WRITTEN REQUEST
Write every line of the material out exactly as shown.

INPUT RECORDS
----
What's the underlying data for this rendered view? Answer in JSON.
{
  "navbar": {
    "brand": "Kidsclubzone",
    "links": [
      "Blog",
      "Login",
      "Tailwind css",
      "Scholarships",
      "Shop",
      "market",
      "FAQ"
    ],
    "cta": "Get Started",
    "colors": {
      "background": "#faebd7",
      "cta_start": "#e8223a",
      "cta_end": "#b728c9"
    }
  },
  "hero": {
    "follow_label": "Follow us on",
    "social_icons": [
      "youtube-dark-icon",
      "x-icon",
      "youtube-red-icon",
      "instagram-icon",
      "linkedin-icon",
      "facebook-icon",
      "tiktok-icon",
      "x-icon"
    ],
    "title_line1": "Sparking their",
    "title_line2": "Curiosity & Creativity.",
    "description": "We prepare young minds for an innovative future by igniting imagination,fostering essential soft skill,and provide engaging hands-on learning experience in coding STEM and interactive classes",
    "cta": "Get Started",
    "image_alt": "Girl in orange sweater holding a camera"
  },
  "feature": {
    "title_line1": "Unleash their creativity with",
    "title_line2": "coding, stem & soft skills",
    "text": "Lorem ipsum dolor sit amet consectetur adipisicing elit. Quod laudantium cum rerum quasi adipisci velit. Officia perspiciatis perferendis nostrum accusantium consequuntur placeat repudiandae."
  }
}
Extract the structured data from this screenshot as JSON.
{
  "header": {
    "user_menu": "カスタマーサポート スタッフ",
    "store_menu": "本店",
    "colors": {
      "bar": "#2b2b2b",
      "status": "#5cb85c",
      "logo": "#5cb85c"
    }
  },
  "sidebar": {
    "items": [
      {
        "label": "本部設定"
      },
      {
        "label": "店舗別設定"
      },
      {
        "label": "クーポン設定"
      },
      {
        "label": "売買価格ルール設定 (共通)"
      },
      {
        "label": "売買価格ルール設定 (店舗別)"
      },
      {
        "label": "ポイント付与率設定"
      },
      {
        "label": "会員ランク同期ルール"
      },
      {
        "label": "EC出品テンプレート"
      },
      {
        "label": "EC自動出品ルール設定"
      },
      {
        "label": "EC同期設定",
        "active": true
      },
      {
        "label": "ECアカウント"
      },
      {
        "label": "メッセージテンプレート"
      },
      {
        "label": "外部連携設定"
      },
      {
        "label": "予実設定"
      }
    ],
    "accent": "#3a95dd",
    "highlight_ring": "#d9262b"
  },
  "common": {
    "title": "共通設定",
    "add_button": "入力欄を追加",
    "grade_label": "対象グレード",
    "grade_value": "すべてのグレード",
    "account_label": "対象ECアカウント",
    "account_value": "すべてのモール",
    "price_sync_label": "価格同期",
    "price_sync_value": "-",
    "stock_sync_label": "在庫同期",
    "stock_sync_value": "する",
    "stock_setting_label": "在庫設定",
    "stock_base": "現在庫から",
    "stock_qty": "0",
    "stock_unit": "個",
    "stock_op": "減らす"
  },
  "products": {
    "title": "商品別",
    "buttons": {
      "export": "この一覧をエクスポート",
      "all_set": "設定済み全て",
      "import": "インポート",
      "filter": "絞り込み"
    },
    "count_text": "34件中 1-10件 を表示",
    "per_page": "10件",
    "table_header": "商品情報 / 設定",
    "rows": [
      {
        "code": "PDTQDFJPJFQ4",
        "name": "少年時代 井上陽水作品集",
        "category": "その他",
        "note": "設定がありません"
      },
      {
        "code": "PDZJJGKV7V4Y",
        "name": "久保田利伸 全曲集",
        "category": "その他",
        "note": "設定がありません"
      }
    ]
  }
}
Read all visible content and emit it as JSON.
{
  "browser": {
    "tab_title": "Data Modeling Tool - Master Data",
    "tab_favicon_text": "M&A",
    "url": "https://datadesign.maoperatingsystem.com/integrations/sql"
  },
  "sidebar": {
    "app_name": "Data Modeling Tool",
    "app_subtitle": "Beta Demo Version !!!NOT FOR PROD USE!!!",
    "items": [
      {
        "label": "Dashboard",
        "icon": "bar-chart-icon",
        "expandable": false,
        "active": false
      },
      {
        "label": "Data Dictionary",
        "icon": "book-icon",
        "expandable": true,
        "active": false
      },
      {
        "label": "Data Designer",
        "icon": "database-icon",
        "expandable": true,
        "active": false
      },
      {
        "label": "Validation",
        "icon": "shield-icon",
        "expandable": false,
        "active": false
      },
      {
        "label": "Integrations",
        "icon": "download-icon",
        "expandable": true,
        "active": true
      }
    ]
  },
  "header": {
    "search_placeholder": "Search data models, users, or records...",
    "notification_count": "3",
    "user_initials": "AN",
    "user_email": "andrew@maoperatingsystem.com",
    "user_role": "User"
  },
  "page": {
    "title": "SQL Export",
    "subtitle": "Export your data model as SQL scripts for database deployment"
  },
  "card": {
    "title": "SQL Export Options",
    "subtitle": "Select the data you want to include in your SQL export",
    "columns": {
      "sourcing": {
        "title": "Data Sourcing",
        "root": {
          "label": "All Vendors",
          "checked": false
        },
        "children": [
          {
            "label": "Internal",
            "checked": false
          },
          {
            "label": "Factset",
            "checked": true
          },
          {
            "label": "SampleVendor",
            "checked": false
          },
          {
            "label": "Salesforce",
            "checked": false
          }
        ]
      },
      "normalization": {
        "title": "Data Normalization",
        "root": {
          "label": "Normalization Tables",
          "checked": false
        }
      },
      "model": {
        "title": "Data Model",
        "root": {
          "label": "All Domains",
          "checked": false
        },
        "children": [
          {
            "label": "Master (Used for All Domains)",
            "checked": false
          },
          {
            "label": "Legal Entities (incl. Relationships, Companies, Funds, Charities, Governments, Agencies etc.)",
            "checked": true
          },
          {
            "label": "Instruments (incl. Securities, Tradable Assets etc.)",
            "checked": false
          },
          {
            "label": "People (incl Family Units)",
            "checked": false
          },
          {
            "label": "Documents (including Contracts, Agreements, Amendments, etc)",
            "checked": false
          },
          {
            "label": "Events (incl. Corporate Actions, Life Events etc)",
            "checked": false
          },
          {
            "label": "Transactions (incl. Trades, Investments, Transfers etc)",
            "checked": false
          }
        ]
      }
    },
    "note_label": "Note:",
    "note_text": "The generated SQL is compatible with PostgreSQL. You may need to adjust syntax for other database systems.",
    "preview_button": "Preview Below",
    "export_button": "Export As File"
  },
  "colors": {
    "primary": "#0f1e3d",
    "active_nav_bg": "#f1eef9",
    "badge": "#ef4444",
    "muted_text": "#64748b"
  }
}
----
RESPONSE TO THE EXERCISE
What's the underlying data for this rendered view? Answer in JSON.
{
  "navbar": {
    "brand": "Kidsclubzone",
    "links": [
      "Blog",
      "Login",
      "Tailwind css",
      "Scholarships",
      "Shop",
      "market",
      "FAQ"
    ],
    "cta": "Get Started",
    "colors": {
      "background": "#faebd7",
      "cta_start": "#e8223a",
      "cta_end": "#b728c9"
    }
  },
  "hero": {
    "follow_label": "Follow us on",
    "social_icons": [
      "youtube-dark-icon",
      "x-icon",
      "youtube-red-icon",
      "instagram-icon",
      "linkedin-icon",
      "facebook-icon",
      "tiktok-icon",
      "x-icon"
    ],
    "title_line1": "Sparking their",
    "title_line2": "Curiosity & Creativity.",
    "description": "We prepare young minds for an innovative future by igniting imagination,fostering essential soft skill,and provide engaging hands-on learning experience in coding STEM and interactive classes",
    "cta": "Get Started",
    "image_alt": "Girl in orange sweater holding a camera"
  },
  "feature": {
    "title_line1": "Unleash their creativity with",
    "title_line2": "coding, stem & soft skills",
    "text": "Lorem ipsum dolor sit amet consectetur adipisicing elit. Quod laudantium cum rerum quasi adipisci velit. Officia perspiciatis perferendis nostrum accusantium consequuntur placeat repudiandae."
  }
}
Extract the structured data from this screenshot as JSON.
{
  "header": {
    "user_menu": "カスタマーサポート スタッフ",
    "store_menu": "本店",
    "colors": {
      "bar": "#2b2b2b",
      "status": "#5cb85c",
      "logo": "#5cb85c"
    }
  },
  "sidebar": {
    "items": [
      {
        "label": "本部設定"
      },
      {
        "label": "店舗別設定"
      },
      {
        "label": "クーポン設定"
      },
      {
        "label": "売買価格ルール設定 (共通)"
      },
      {
        "label": "売買価格ルール設定 (店舗別)"
      },
      {
        "label": "ポイント付与率設定"
      },
      {
        "label": "会員ランク同期ルール"
      },
      {
        "label": "EC出品テンプレート"
      },
      {
        "label": "EC自動出品ルール設定"
      },
      {
        "label": "EC同期設定",
        "active": true
      },
      {
        "label": "ECアカウント"
      },
      {
        "label": "メッセージテンプレート"
      },
      {
        "label": "外部連携設定"
      },
      {
        "label": "予実設定"
      }
    ],
    "accent": "#3a95dd",
    "highlight_ring": "#d9262b"
  },
  "common": {
    "title": "共通設定",
    "add_button": "入力欄を追加",
    "grade_label": "対象グレード",
    "grade_value": "すべてのグレード",
    "account_label": "対象ECアカウント",
    "account_value": "すべてのモール",
    "price_sync_label": "価格同期",
    "price_sync_value": "-",
    "stock_sync_label": "在庫同期",
    "stock_sync_value": "する",
    "stock_setting_label": "在庫設定",
    "stock_base": "現在庫から",
    "stock_qty": "0",
    "stock_unit": "個",
    "stock_op": "減らす"
  },
  "products": {
    "title": "商品別",
    "buttons": {
      "export": "この一覧をエクスポート",
      "all_set": "設定済み全て",
      "import": "インポート",
      "filter": "絞り込み"
    },
    "count_text": "34件中 1-10件 を表示",
    "per_page": "10件",
    "table_header": "商品情報 / 設定",
    "rows": [
      {
        "code": "PDTQDFJPJFQ4",
        "name": "少年時代 井上陽水作品集",
        "category": "その他",
        "note": "設定がありません"
      },
      {
        "code": "PDZJJGKV7V4Y",
        "name": "久保田利伸 全曲集",
        "category": "その他",
        "note": "設定がありません"
      }
    ]
  }
}
Read all visible content and emit it as JSON.
{
  "browser": {
    "tab_title": "Data Modeling Tool - Master Data",
    "tab_favicon_text": "M&A",
    "url": "https://datadesign.maoperatingsystem.com/integrations/sql"
  },
  "sidebar": {
    "app_name": "Data Modeling Tool",
    "app_subtitle": "Beta Demo Version !!!NOT FOR PROD USE!!!",
    "items": [
      {
        "label": "Dashboard",
        "icon": "bar-chart-icon",
        "expandable": false,
        "active": false
      },
      {
        "label": "Data Dictionary",
        "icon": "book-icon",
        "expandable": true,
        "active": false
      },
      {
        "label": "Data Designer",
        "icon": "database-icon",
        "expandable": true,
        "active": false
      },
      {
        "label": "Validation",
        "icon": "shield-icon",
        "expandable": false,
        "active": false
      },
      {
        "label": "Integrations",
        "icon": "download-icon",
        "expandable": true,
        "active": true
      }
    ]
  },
  "header": {
    "search_placeholder": "Search data models, users, or records...",
    "notification_count": "3",
    "user_initials": "AN",
    "user_email": "andrew@maoperatingsystem.com",
    "user_role": "User"
  },
  "page": {
    "title": "SQL Export",
    "subtitle": "Export your data model as SQL scripts for database deployment"
  },
  "card": {
    "title": "SQL Export Options",
    "subtitle": "Select the data you want to include in your SQL export",
    "columns": {
      "sourcing": {
        "title": "Data Sourcing",
        "root": {
          "label": "All Vendors",
          "checked": false
        },
        "children": [
          {
            "label": "Internal",
            "checked": false
          },
          {
            "label": "Factset",
            "checked": true
          },
          {
            "label": "SampleVendor",
            "checked": false
          },
          {
            "label": "Salesforce",
            "checked": false
          }
        ]
      },
      "normalization": {
        "title": "Data Normalization",
        "root": {
          "label": "Normalization Tables",
          "checked": false
        }
      },
      "model": {
        "title": "Data Model",
        "root": {
          "label": "All Domains",
          "checked": false
        },
        "children": [
          {
            "label": "Master (Used for All Domains)",
            "checked": false
          },
          {
            "label": "Legal Entities (incl. Relationships, Companies, Funds, Charities, Governments, Agencies etc.)",
            "checked": true
          },
          {
            "label": "Instruments (incl. Securities, Tradable Assets etc.)",
            "checked": false
          },
          {
            "label": "People (incl Family Units)",
            "checked": false
          },
          {
            "label": "Documents (including Contracts, Agreements, Amendments, etc)",
            "checked": false
          },
          {
            "label": "Events (incl. Corporate Actions, Life Events etc)",
            "checked": false
          },
          {
            "label": "Transactions (incl. Trades, Investments, Transfers etc)",
            "checked": false
          }
        ]
      }
    },
    "note_label": "Note:",
    "note_text": "The generated SQL is compatible with PostgreSQL. You may need to adjust syntax for other database systems.",
    "preview_button": "Preview Below",
    "export_button": "Export As File"
  },
  "colors": {
    "primary": "#0f1e3d",
    "active_nav_bg": "#f1eef9",
    "badge": "#ef4444",
    "muted_text": "#64748b"
  }
}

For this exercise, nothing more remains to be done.